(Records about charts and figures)
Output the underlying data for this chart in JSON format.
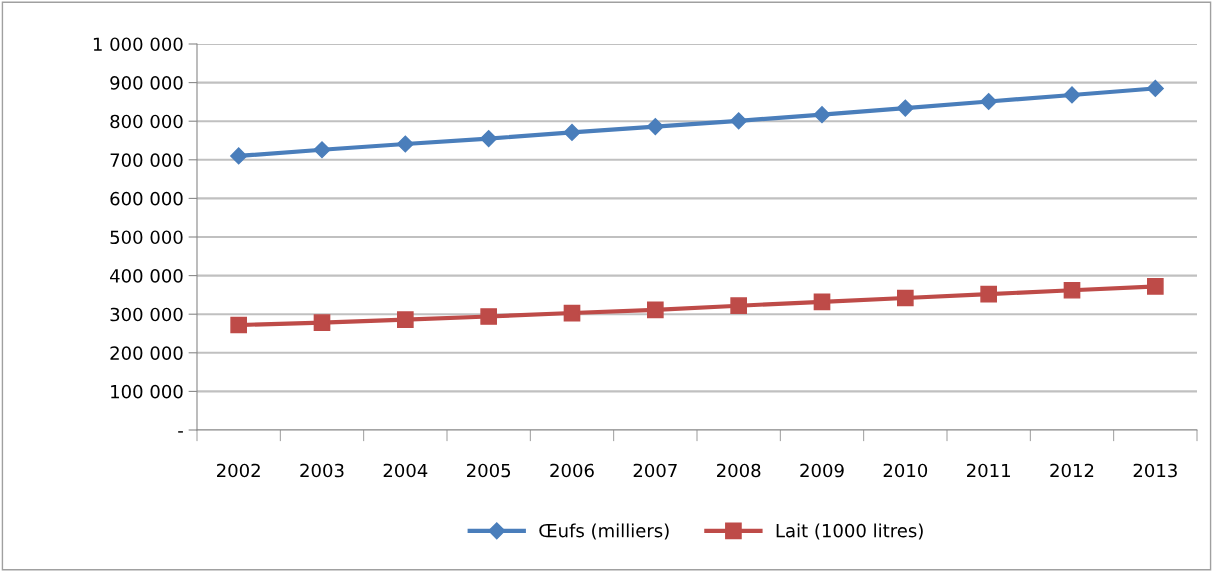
{
  "chart_data": {
    "type": "line",
    "categories": [
      "2002",
      "2003",
      "2004",
      "2005",
      "2006",
      "2007",
      "2008",
      "2009",
      "2010",
      "2011",
      "2012",
      "2013"
    ],
    "series": [
      {
        "name": "Œufs (milliers)",
        "color": "#4a7ebb",
        "marker": "diamond",
        "values": [
          710000,
          726000,
          741000,
          755000,
          771000,
          786000,
          801000,
          817000,
          834000,
          851000,
          868000,
          885000
        ]
      },
      {
        "name": "Lait (1000 litres)",
        "color": "#be4b48",
        "marker": "square",
        "values": [
          272000,
          278000,
          286000,
          294000,
          303000,
          311000,
          322000,
          332000,
          342000,
          352000,
          362000,
          372000
        ]
      }
    ],
    "ylim": [
      0,
      1000000
    ],
    "yticks": [
      {
        "value": 0,
        "label": "-"
      },
      {
        "value": 100000,
        "label": "100 000"
      },
      {
        "value": 200000,
        "label": "200 000"
      },
      {
        "value": 300000,
        "label": "300 000"
      },
      {
        "value": 400000,
        "label": "400 000"
      },
      {
        "value": 500000,
        "label": "500 000"
      },
      {
        "value": 600000,
        "label": "600 000"
      },
      {
        "value": 700000,
        "label": "700 000"
      },
      {
        "value": 800000,
        "label": "800 000"
      },
      {
        "value": 900000,
        "label": "900 000"
      },
      {
        "value": 1000000,
        "label": "1 000 000"
      }
    ],
    "grid": "y",
    "legend": "bottom",
    "line_style": "solid"
  }
}
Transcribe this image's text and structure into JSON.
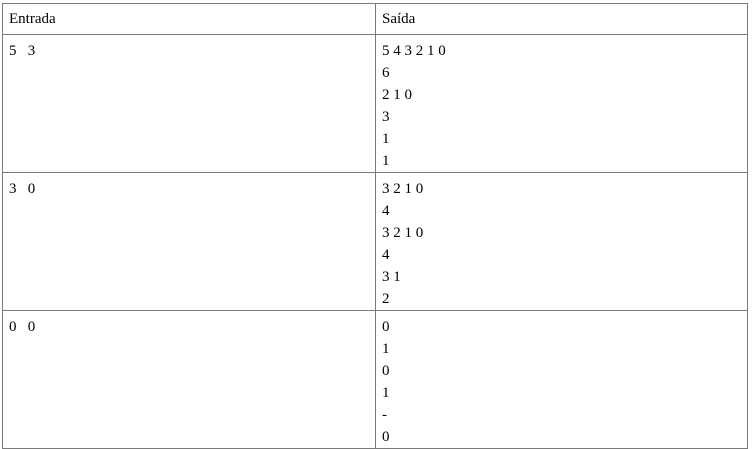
{
  "headers": {
    "input": "Entrada",
    "output": "Saída"
  },
  "rows": [
    {
      "input": "5   3",
      "output": [
        "5 4 3 2 1 0",
        "6",
        "2 1 0",
        "3",
        "1",
        "1"
      ]
    },
    {
      "input": "3   0",
      "output": [
        "3 2 1 0",
        "4",
        "3 2 1 0",
        "4",
        "3 1",
        "2"
      ]
    },
    {
      "input": "0   0",
      "output": [
        "0",
        "1",
        "0",
        "1",
        "-",
        "0"
      ]
    }
  ]
}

(Goal of the exercise) Locate each line with the word "input" and copy it.

(The answer)
    "input": "Entrada",
      "input": "5   3",
      "input": "3   0",
      "input": "0   0",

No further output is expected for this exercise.